• REQUEST: Give only one thing: the number of lines that include the word "What".

• ITEMS:
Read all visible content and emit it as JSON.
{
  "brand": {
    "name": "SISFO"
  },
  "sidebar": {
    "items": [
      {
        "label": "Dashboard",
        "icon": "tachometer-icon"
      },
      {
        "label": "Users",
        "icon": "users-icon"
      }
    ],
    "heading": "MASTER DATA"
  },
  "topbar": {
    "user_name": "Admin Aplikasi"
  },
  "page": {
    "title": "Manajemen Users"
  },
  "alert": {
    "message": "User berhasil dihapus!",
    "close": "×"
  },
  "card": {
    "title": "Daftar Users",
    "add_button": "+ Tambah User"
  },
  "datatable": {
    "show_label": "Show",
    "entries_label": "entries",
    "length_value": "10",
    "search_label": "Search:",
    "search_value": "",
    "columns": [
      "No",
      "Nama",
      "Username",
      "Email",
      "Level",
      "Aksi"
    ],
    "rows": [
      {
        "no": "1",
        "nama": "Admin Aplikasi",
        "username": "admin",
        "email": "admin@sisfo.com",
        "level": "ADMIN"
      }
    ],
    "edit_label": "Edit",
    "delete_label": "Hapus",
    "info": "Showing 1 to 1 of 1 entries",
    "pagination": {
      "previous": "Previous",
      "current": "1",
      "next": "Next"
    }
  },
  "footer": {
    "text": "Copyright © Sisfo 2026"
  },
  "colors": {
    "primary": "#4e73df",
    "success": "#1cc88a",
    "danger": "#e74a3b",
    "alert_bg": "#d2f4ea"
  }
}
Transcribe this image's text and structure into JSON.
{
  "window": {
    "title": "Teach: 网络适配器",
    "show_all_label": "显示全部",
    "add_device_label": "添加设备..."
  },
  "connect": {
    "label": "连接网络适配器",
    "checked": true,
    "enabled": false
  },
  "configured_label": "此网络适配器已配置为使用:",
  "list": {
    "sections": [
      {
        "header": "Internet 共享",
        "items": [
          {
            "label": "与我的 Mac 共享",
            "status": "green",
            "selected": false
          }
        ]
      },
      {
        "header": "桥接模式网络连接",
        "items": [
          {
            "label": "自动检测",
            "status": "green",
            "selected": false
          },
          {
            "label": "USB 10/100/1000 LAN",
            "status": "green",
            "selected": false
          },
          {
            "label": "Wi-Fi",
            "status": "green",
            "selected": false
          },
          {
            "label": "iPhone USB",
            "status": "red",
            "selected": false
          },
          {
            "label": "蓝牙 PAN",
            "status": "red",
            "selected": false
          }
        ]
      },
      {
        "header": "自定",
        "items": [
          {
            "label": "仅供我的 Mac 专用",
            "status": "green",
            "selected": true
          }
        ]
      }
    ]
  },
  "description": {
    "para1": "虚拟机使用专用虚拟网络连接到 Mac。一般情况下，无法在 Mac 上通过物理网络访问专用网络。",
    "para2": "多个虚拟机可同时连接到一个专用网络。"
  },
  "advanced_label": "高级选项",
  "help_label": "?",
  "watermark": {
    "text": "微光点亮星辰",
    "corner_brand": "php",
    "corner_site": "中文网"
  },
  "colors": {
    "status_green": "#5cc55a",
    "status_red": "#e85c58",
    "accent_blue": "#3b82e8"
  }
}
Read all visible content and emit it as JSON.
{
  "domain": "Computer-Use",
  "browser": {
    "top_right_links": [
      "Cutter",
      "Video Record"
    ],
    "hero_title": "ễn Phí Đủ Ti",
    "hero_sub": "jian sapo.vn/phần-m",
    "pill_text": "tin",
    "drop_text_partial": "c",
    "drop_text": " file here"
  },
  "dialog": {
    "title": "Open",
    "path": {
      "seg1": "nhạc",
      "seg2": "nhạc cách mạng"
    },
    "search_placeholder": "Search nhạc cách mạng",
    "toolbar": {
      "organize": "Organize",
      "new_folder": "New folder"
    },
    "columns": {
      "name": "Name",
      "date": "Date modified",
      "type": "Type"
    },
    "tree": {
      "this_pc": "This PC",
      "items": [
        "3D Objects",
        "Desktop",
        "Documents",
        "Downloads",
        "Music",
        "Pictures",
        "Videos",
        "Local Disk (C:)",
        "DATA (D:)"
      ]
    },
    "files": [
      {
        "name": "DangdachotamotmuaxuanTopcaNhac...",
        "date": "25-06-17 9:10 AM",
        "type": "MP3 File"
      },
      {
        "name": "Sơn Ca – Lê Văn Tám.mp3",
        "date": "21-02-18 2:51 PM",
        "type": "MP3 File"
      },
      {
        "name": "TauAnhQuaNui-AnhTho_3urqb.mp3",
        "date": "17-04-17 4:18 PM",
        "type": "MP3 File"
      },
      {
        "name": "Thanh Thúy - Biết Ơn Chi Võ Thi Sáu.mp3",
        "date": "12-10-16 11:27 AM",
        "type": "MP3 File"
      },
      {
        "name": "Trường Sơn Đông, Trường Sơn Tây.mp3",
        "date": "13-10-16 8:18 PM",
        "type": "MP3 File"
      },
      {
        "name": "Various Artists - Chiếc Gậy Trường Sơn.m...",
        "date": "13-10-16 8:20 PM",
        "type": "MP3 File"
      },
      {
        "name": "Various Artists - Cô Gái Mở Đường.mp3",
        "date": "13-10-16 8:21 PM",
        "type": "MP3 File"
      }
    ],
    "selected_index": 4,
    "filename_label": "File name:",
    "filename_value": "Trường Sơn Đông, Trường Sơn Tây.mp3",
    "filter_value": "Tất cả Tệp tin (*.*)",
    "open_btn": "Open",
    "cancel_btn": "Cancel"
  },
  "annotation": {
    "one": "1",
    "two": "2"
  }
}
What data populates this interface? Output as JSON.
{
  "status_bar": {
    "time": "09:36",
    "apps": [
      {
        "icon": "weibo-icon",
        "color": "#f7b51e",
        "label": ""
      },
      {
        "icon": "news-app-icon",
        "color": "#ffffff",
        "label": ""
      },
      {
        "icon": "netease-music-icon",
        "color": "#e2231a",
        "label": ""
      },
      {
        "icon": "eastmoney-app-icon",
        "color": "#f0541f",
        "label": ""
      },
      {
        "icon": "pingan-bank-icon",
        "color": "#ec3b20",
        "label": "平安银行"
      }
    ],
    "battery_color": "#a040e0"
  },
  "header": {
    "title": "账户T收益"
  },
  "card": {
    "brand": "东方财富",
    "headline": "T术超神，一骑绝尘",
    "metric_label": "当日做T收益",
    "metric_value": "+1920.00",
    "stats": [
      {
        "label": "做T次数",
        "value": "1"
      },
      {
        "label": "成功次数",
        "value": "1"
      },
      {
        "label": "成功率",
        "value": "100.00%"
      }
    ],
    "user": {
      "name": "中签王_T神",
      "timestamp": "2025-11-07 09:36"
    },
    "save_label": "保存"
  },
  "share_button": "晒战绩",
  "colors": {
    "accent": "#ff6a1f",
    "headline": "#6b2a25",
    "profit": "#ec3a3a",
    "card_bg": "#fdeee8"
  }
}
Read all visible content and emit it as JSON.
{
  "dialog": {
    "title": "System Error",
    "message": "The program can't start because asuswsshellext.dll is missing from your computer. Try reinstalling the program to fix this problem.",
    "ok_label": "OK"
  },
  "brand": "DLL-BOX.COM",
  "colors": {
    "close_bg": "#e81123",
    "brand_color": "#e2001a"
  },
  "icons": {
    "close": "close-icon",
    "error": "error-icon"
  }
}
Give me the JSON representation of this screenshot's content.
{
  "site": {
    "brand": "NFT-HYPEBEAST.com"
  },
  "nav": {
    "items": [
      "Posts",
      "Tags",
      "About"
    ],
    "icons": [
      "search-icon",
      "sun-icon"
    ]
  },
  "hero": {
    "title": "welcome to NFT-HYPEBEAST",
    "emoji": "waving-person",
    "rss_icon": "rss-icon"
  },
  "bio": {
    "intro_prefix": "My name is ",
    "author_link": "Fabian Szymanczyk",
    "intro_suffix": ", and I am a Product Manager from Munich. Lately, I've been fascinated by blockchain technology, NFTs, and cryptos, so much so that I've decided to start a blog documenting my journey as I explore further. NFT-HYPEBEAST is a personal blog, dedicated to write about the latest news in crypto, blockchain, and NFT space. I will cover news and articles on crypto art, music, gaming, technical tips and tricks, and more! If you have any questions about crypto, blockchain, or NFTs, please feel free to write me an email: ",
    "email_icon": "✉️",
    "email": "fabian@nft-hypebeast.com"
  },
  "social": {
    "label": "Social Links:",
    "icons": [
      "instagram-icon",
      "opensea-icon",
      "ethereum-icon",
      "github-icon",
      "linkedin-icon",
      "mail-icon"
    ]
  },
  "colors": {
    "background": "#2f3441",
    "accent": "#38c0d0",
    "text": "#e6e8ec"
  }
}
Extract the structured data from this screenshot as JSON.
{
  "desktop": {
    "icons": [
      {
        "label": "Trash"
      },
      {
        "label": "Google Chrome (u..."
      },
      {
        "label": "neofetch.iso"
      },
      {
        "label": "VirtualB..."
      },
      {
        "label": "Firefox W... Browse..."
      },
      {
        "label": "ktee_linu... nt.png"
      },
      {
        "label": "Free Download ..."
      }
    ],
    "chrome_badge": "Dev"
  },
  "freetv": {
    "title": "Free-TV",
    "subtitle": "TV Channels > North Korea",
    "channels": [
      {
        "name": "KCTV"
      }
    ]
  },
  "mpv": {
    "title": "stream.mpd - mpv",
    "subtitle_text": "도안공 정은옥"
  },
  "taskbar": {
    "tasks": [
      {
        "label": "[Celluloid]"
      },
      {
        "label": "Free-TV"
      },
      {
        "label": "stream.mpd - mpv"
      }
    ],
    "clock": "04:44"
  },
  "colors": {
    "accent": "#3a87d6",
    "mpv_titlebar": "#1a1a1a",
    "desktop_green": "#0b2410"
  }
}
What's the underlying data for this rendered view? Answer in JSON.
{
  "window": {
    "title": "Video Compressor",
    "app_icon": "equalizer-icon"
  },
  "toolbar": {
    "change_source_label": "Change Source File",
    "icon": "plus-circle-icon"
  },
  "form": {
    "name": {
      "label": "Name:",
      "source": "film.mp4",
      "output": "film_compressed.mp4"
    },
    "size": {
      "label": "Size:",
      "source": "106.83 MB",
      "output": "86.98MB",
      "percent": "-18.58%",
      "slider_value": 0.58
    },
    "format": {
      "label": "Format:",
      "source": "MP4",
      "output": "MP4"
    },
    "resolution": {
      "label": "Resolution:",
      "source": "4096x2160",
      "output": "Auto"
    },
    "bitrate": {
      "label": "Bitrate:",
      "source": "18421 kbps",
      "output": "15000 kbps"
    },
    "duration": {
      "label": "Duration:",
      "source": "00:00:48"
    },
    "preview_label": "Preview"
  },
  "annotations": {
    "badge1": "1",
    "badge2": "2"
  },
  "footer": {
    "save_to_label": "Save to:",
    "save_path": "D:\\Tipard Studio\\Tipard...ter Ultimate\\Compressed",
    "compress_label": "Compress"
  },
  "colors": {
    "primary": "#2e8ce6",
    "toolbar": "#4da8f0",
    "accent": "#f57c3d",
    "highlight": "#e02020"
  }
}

• RESPONSE: 2